* [YOUR TASK] Wherever the string "year" appears in a line, extract that line.

* [Lines of data]
▼▼▼

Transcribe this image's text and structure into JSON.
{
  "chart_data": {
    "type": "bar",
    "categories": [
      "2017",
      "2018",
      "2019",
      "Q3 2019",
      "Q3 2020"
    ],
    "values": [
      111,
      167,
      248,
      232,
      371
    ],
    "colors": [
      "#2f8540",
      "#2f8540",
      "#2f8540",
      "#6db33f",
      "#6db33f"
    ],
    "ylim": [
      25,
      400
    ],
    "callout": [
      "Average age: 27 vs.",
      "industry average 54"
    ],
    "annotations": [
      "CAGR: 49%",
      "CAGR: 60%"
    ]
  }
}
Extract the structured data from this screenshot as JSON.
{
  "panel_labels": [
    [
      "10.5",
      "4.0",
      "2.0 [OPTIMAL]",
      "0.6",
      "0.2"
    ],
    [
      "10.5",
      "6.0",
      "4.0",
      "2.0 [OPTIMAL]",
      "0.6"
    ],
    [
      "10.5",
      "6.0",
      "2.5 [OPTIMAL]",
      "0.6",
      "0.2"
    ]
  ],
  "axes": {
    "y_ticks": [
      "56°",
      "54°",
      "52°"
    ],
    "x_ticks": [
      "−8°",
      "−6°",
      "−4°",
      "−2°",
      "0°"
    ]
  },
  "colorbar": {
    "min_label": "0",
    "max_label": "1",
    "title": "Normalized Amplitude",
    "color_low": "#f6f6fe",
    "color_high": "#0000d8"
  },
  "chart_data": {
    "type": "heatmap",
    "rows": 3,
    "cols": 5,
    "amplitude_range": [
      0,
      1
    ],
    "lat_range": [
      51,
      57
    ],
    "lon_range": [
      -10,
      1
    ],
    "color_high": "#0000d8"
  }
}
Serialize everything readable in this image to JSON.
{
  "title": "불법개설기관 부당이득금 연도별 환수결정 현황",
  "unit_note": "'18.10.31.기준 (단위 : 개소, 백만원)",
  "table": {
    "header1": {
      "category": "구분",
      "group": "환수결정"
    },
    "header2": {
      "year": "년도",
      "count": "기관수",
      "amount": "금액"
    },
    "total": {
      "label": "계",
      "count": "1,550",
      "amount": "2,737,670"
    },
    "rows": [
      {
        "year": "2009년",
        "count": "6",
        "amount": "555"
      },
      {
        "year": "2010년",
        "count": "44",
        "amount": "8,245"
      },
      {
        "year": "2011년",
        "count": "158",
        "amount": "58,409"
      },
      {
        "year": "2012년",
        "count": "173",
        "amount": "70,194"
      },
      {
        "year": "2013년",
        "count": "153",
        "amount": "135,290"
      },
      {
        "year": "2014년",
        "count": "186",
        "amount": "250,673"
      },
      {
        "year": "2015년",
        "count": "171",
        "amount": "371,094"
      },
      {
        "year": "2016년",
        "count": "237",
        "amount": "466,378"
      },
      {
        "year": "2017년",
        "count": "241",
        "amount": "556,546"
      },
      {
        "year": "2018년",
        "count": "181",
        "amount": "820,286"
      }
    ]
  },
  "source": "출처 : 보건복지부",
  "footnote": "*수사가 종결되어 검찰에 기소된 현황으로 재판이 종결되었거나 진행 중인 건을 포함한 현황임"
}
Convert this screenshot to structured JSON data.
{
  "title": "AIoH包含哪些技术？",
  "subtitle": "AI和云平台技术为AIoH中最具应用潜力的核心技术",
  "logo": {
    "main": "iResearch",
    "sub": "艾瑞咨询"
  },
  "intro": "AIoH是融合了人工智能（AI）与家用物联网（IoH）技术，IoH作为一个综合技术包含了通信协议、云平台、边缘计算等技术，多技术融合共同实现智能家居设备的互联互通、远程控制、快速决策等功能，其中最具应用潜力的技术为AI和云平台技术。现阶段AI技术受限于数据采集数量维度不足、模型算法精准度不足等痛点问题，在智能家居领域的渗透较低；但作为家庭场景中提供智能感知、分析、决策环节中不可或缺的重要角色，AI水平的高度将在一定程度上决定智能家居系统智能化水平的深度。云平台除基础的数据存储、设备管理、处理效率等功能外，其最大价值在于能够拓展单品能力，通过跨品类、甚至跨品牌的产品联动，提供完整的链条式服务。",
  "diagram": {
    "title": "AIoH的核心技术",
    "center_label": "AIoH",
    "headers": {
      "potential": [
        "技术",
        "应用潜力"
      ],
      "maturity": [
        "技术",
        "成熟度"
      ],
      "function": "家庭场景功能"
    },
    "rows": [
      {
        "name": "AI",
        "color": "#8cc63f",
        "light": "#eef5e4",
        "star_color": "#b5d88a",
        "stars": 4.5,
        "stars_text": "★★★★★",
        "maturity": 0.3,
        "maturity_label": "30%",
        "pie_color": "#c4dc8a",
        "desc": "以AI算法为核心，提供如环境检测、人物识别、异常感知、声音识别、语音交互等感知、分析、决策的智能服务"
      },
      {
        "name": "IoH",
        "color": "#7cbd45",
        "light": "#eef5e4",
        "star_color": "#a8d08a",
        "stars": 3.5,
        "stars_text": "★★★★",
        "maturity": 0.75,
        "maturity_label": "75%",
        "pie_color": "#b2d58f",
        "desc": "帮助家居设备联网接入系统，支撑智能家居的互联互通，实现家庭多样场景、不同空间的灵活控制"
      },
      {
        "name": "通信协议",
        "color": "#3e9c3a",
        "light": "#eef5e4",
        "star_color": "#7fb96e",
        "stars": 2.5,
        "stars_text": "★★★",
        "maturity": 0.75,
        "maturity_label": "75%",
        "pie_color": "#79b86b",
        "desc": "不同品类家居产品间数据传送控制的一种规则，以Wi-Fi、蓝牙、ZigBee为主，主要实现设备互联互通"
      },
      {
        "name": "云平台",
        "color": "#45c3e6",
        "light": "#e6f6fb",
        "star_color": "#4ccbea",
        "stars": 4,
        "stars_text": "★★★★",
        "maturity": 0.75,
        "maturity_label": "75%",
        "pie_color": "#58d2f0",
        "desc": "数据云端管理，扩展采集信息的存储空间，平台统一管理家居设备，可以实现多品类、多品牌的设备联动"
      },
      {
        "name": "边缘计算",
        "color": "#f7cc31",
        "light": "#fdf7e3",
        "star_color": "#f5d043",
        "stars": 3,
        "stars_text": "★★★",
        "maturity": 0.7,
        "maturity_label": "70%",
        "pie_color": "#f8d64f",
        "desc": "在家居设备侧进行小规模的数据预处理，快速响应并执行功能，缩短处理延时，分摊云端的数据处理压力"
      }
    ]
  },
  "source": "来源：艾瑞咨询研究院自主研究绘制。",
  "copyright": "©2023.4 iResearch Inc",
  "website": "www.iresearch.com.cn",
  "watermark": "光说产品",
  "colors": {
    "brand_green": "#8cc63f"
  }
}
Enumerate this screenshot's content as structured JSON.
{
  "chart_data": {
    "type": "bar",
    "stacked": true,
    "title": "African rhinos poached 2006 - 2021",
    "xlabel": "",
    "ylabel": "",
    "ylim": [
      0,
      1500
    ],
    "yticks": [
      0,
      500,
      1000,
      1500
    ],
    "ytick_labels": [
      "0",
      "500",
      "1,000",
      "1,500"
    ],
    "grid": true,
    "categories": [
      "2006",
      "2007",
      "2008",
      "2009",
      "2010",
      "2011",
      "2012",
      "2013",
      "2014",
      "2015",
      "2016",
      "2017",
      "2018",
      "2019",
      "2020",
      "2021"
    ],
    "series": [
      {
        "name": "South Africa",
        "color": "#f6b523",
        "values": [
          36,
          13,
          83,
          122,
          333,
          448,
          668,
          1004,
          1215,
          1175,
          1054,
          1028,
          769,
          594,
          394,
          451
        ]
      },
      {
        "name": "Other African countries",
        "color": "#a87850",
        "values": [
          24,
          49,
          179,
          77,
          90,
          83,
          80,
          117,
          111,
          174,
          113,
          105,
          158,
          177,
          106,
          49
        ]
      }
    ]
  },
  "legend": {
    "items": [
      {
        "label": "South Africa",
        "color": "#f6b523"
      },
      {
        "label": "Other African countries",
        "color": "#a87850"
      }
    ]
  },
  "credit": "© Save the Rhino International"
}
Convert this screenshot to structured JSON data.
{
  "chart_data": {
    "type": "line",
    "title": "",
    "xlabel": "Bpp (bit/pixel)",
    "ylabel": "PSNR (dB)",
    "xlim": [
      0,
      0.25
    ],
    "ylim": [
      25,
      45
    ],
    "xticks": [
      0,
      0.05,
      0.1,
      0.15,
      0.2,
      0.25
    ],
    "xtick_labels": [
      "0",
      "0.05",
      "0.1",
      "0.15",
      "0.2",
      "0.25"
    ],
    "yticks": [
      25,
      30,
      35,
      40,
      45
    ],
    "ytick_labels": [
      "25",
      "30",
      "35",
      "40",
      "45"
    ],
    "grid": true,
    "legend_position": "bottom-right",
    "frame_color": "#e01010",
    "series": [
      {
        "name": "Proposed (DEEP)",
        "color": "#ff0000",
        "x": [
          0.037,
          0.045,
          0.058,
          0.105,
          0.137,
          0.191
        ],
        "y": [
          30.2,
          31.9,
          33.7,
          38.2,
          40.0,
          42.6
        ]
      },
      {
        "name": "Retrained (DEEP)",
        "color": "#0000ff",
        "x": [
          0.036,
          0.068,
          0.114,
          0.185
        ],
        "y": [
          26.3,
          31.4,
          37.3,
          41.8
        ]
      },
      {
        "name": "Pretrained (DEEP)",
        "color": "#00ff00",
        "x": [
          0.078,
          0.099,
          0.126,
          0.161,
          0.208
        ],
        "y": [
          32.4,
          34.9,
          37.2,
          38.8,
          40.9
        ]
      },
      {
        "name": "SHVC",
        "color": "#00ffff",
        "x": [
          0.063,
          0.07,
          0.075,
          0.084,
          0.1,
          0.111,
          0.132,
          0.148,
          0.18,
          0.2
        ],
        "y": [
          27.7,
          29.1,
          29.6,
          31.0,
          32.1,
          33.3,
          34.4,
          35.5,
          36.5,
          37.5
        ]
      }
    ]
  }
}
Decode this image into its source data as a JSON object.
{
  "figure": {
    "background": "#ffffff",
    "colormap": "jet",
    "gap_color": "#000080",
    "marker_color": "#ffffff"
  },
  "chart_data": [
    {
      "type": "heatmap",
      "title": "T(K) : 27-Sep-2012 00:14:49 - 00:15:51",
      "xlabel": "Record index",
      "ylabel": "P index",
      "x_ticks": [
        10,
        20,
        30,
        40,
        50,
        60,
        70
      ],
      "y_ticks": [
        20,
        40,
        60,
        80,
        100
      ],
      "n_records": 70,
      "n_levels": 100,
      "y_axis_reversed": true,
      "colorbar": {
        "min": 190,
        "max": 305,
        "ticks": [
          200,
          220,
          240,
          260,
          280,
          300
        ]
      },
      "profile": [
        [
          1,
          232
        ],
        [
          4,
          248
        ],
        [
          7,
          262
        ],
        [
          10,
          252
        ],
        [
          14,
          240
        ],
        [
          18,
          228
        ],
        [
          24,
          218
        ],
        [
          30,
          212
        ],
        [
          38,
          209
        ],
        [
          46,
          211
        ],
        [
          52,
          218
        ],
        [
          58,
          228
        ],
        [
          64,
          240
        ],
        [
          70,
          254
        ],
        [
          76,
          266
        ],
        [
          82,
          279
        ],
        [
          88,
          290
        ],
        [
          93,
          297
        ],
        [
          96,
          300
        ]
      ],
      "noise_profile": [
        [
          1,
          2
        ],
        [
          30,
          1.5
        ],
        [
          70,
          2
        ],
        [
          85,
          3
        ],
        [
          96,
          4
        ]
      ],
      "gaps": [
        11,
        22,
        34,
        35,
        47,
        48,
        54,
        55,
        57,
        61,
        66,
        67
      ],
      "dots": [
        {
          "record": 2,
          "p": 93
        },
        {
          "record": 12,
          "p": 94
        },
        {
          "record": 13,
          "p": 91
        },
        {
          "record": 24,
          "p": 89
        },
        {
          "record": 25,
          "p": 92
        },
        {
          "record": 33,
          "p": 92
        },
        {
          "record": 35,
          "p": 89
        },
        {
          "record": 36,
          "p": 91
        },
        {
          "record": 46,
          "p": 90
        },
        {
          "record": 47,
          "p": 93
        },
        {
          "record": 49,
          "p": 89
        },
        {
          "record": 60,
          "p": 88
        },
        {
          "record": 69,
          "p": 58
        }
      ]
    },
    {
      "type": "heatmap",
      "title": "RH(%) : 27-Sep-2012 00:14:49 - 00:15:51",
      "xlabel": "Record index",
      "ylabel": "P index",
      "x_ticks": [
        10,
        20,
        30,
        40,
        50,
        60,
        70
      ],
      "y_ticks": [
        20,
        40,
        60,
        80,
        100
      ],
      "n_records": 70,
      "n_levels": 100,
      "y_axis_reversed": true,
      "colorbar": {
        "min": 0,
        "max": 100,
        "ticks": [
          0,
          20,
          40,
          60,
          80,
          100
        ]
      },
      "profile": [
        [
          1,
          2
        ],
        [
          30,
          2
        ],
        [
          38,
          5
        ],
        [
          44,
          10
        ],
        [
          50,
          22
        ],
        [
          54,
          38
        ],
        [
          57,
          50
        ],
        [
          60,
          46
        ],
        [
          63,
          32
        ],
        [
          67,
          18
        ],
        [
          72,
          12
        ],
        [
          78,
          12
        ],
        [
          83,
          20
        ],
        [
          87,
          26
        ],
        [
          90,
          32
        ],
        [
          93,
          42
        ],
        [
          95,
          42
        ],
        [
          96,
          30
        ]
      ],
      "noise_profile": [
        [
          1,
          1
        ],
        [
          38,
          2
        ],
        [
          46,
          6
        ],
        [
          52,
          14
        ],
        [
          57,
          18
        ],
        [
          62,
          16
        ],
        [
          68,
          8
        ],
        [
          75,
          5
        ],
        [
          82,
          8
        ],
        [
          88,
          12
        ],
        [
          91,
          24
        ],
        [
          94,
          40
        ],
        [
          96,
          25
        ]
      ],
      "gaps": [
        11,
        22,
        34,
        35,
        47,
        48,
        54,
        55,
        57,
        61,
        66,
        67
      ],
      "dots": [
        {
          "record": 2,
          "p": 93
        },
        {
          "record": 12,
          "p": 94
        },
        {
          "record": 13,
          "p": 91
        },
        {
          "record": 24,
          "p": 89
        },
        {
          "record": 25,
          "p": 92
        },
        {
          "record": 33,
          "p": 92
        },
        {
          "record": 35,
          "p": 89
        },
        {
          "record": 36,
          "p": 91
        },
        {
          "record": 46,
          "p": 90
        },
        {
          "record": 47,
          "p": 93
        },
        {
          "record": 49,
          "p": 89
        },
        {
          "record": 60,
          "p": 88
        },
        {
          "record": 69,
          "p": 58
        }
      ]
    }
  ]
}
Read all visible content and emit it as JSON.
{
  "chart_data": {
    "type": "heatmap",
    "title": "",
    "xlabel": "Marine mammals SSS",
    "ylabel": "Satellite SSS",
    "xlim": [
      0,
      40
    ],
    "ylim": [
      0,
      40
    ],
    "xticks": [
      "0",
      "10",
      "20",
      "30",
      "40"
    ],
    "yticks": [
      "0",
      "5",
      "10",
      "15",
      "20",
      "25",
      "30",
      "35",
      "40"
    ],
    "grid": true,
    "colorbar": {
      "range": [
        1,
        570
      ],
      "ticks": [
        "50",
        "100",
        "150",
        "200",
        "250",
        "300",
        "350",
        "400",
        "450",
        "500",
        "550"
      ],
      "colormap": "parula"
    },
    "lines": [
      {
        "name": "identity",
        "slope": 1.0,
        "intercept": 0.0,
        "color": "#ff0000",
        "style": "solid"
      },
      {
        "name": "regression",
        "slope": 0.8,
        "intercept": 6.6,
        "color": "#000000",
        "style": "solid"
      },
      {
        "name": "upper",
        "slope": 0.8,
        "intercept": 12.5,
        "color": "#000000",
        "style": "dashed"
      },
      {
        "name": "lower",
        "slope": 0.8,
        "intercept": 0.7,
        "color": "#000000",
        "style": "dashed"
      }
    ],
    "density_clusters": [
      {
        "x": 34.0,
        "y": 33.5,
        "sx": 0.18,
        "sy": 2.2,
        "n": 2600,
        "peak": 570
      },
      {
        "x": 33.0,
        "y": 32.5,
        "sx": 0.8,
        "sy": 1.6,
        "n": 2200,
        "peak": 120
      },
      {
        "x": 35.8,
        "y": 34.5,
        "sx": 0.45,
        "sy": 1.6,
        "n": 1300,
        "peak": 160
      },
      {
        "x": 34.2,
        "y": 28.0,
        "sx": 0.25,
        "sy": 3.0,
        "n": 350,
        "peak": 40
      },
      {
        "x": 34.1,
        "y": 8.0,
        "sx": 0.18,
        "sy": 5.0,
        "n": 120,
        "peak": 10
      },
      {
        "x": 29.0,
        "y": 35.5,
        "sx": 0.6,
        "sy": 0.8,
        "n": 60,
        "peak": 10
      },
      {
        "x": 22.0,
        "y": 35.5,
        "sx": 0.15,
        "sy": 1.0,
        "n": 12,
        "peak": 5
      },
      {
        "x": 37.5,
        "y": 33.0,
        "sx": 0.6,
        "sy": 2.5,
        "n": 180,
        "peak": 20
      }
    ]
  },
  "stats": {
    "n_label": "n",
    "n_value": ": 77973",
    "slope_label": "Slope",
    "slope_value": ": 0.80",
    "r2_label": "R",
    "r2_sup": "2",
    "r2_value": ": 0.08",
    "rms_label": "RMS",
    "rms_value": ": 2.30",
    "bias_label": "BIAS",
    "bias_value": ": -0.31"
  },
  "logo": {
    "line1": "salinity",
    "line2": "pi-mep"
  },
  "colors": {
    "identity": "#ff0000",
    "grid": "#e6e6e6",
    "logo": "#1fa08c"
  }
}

▲▲▲

* [EXERCISE OUTPUT]
      "year": "년도",
        "year": "2009년",
        "year": "2010년",
        "year": "2011년",
        "year": "2012년",
        "year": "2013년",
        "year": "2014년",
        "year": "2015년",
        "year": "2016년",
        "year": "2017년",
        "year": "2018년",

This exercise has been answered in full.